-- start GIVEN DATA --

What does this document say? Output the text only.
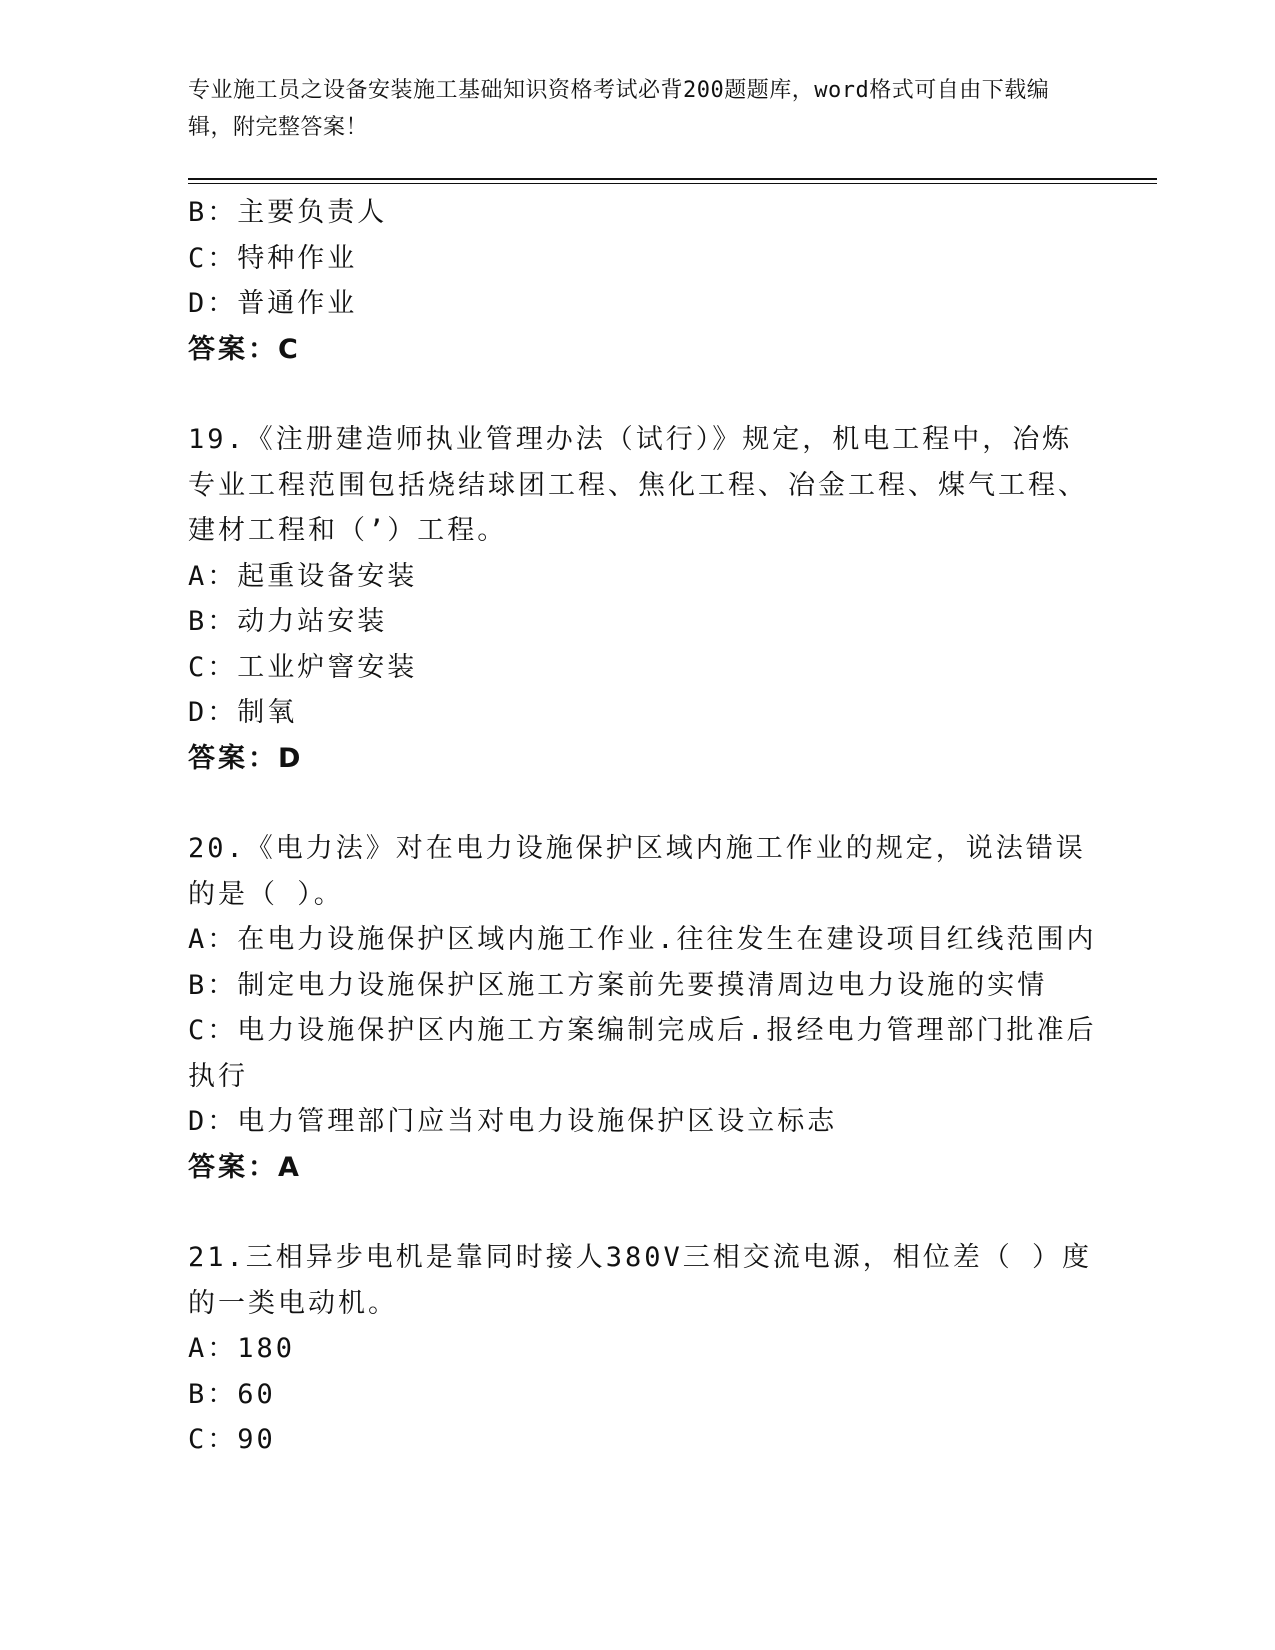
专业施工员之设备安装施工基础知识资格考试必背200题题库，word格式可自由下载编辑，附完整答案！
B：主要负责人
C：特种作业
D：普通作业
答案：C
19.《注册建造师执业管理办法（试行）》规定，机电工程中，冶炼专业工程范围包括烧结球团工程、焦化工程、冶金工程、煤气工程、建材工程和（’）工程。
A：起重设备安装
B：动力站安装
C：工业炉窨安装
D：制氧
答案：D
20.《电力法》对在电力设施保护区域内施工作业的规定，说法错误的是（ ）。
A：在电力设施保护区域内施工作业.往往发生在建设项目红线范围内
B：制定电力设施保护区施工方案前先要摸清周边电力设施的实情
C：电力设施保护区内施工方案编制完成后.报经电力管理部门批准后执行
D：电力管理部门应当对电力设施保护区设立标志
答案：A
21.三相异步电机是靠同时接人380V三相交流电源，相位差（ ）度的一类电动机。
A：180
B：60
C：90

-- end GIVEN DATA --
-- start GIVEN DATA --

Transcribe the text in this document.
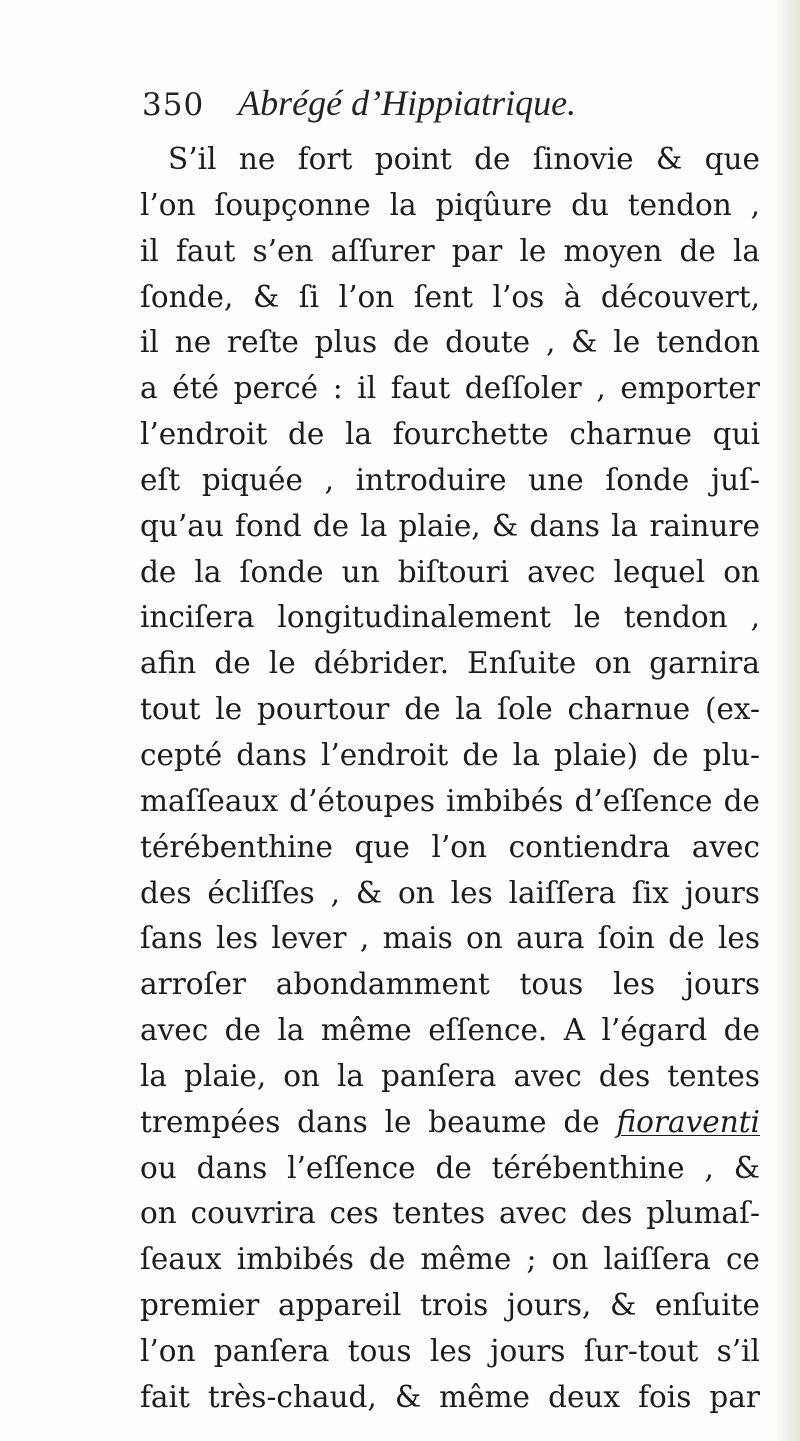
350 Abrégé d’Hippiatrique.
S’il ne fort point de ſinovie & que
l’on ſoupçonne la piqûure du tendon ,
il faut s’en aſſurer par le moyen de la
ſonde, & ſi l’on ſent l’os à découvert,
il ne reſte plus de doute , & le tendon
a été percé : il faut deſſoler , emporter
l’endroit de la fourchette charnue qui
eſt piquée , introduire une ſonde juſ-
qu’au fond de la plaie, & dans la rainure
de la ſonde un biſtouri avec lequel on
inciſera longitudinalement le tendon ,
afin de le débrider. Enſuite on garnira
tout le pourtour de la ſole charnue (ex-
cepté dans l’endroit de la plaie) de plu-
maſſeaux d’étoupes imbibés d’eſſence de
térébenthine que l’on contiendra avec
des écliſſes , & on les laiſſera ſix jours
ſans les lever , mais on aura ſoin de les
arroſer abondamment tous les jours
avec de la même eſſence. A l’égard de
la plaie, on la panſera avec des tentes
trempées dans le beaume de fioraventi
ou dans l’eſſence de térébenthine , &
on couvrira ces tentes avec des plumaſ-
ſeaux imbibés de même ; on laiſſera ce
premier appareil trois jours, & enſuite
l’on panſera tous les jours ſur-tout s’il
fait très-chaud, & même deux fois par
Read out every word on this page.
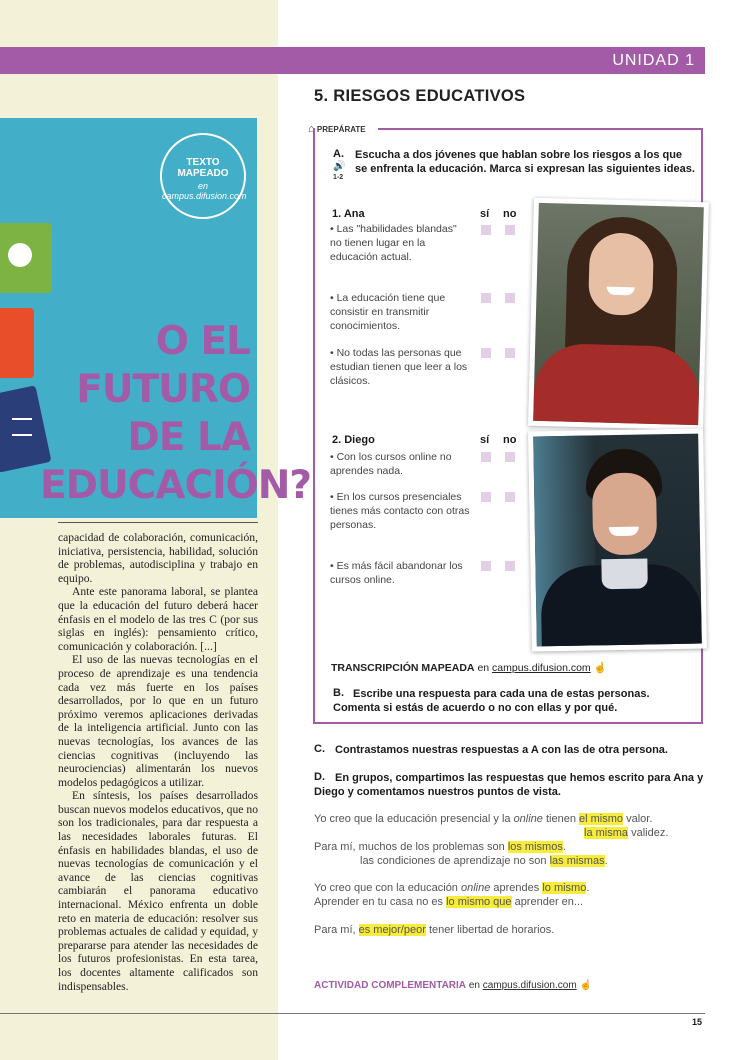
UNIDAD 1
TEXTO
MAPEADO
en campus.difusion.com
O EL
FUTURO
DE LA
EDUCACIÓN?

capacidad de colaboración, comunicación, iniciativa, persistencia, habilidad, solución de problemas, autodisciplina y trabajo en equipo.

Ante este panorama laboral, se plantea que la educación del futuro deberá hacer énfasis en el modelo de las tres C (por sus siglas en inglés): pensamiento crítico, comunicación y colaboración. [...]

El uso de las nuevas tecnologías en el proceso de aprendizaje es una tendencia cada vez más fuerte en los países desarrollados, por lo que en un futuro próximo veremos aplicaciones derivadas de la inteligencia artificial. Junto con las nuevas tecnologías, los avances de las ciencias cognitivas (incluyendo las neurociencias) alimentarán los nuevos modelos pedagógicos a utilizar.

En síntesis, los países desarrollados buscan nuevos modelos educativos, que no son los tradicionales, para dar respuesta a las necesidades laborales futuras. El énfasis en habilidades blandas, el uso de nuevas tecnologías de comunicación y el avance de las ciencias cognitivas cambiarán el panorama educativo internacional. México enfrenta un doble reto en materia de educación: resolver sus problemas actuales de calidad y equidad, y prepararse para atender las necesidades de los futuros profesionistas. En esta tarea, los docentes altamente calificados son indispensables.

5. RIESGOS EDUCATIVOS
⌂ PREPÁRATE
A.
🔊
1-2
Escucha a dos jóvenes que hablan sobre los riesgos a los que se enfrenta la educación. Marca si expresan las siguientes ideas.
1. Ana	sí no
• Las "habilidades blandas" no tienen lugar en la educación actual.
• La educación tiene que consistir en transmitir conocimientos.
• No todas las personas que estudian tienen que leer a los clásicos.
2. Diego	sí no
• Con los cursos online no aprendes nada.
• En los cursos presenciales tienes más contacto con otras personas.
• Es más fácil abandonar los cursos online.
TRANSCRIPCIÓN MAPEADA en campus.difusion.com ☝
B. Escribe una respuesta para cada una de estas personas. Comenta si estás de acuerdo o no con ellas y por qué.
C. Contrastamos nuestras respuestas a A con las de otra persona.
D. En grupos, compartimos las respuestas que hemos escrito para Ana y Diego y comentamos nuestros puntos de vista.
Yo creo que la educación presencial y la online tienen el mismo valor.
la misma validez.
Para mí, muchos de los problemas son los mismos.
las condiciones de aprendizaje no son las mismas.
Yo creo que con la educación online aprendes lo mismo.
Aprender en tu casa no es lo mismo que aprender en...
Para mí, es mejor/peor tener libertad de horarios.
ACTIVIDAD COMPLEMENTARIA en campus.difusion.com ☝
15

-- end GIVEN DATA --
-- start GIVEN DATA --

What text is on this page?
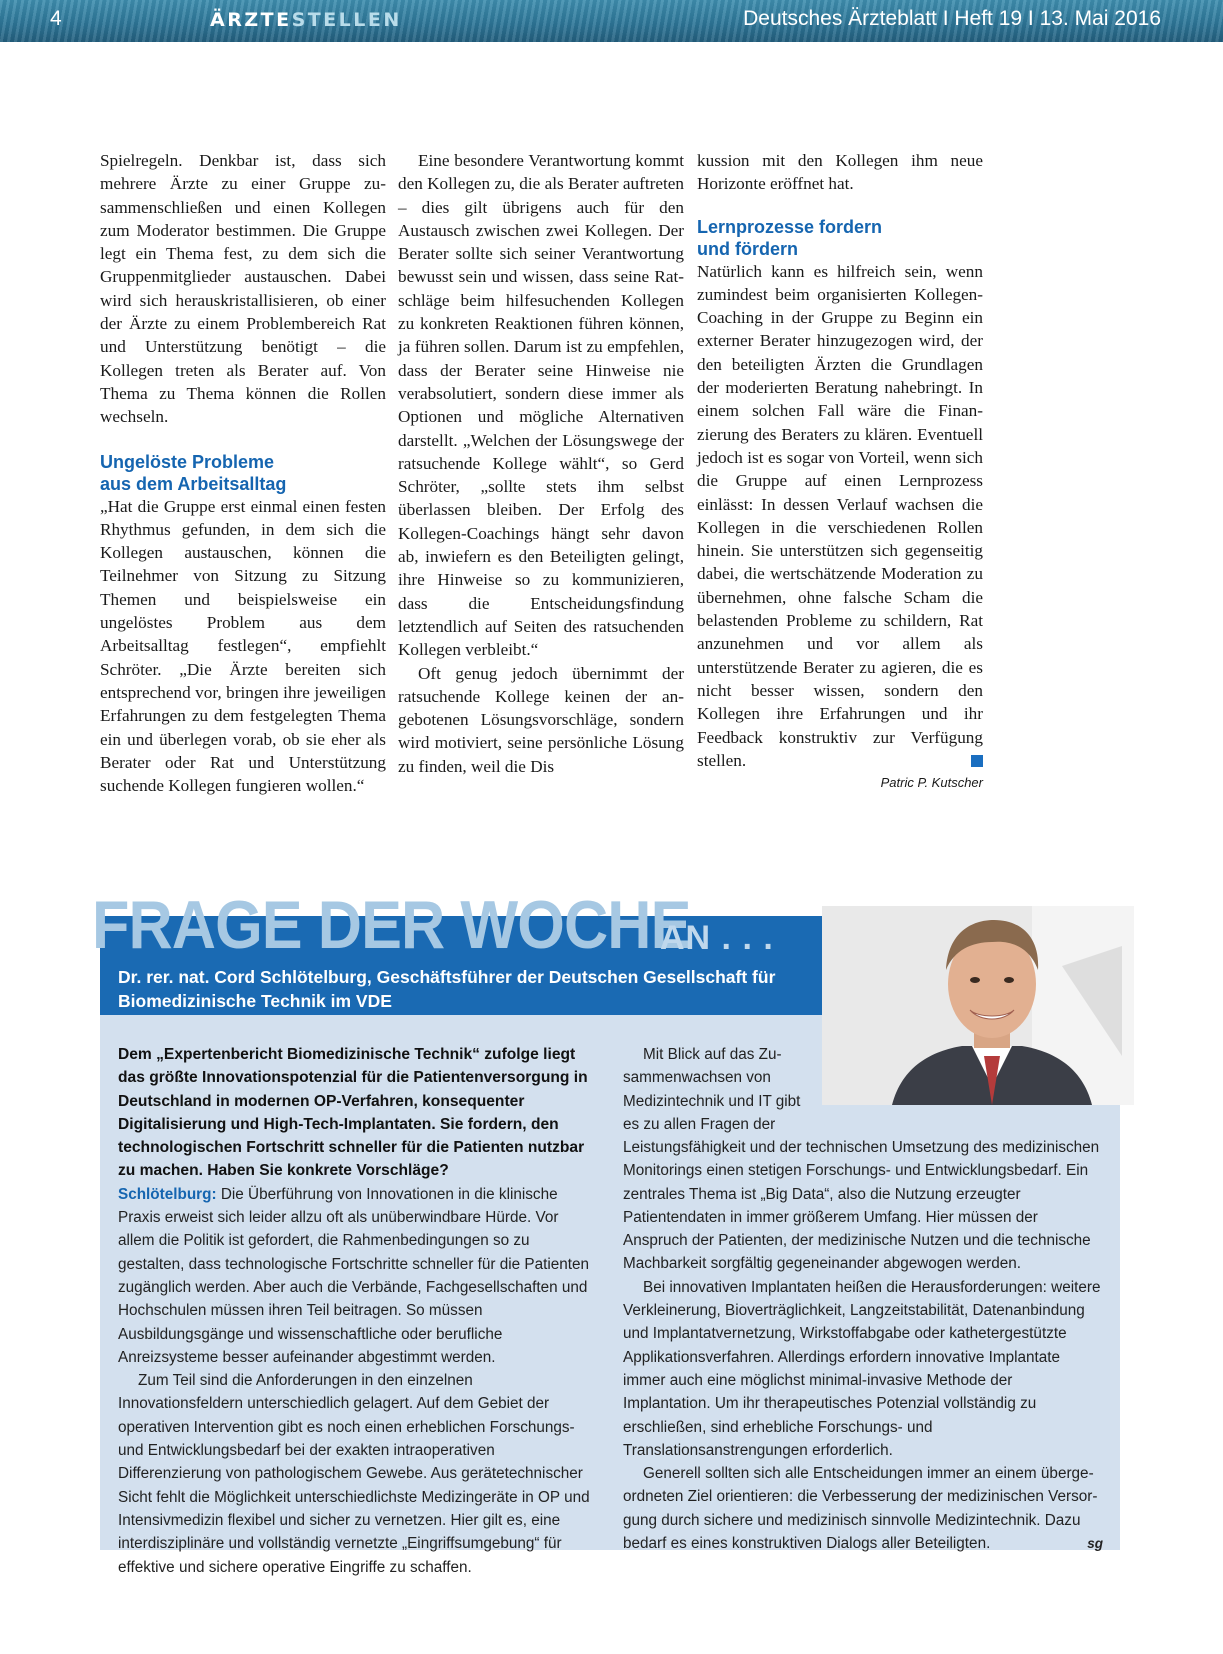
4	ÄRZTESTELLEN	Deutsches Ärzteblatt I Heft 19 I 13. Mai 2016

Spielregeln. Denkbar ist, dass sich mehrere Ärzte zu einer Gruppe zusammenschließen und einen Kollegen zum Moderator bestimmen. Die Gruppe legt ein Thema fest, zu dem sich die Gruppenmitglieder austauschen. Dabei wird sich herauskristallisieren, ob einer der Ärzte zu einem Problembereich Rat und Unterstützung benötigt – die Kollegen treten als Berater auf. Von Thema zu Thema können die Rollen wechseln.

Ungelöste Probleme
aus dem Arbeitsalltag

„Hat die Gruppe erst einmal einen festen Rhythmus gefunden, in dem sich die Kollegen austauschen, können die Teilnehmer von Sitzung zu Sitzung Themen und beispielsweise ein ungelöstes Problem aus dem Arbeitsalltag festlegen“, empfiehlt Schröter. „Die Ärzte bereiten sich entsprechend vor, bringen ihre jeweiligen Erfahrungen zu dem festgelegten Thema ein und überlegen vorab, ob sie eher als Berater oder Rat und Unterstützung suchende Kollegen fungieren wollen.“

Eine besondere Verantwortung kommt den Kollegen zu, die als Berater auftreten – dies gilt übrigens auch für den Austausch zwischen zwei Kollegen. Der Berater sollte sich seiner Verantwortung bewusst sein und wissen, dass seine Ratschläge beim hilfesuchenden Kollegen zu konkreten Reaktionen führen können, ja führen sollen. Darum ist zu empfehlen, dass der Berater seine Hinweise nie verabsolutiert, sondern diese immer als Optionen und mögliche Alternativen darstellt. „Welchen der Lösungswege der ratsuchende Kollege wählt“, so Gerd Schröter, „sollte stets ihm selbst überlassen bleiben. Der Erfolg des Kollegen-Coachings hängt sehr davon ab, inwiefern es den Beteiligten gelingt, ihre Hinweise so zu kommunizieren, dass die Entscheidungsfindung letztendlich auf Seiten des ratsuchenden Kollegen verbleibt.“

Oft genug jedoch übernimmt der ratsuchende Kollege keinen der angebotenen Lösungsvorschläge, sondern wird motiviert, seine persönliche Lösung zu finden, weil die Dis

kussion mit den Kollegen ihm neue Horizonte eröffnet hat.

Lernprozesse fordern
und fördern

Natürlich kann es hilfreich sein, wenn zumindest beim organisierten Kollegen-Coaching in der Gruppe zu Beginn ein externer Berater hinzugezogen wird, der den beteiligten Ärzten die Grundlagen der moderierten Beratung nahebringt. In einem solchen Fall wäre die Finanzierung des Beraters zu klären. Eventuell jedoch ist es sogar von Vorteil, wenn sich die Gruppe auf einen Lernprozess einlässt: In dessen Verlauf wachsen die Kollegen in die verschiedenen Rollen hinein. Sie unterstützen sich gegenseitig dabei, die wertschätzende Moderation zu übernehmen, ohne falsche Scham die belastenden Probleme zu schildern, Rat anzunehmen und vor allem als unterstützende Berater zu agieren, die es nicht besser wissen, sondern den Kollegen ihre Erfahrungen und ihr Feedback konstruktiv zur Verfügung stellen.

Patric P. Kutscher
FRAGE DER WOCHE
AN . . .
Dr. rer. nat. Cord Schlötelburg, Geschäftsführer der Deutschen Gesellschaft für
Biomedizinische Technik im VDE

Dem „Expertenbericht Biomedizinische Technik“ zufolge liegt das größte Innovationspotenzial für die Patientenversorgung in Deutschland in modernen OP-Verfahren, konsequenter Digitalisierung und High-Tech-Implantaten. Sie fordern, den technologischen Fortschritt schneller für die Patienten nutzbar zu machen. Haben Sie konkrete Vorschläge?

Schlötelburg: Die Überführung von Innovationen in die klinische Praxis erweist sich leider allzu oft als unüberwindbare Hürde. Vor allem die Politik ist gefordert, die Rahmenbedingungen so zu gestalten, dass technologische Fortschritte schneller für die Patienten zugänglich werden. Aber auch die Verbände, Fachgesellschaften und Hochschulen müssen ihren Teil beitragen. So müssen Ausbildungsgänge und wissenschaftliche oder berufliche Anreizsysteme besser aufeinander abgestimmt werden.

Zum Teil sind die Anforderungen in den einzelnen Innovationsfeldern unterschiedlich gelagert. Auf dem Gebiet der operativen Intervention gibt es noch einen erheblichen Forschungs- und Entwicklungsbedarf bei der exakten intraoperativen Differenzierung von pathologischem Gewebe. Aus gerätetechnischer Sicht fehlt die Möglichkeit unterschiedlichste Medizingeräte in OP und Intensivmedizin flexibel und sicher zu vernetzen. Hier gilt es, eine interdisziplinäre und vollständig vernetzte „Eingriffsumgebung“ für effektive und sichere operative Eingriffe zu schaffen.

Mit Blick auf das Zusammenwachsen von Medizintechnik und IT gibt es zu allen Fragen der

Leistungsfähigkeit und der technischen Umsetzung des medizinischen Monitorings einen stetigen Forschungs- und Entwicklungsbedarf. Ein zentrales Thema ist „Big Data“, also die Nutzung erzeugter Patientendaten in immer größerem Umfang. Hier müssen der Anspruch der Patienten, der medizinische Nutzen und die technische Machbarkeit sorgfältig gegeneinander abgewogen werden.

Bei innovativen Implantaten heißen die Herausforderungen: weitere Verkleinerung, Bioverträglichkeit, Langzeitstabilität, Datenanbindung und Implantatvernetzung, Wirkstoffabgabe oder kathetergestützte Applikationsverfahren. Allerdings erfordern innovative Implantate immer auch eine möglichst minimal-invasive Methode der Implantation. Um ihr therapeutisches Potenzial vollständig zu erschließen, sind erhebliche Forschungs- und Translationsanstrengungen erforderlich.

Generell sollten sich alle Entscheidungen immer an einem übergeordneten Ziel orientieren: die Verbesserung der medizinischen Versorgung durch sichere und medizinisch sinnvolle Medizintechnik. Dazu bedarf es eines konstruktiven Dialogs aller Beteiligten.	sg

-- end GIVEN DATA --

# WHAT THE EXERCISE ASKS:
Where a line above holds the string "panſera", show that line.

# OUTPUT:
la plaie, on la panſera avec des tentes
l’on panſera tous les jours ſur-tout s’il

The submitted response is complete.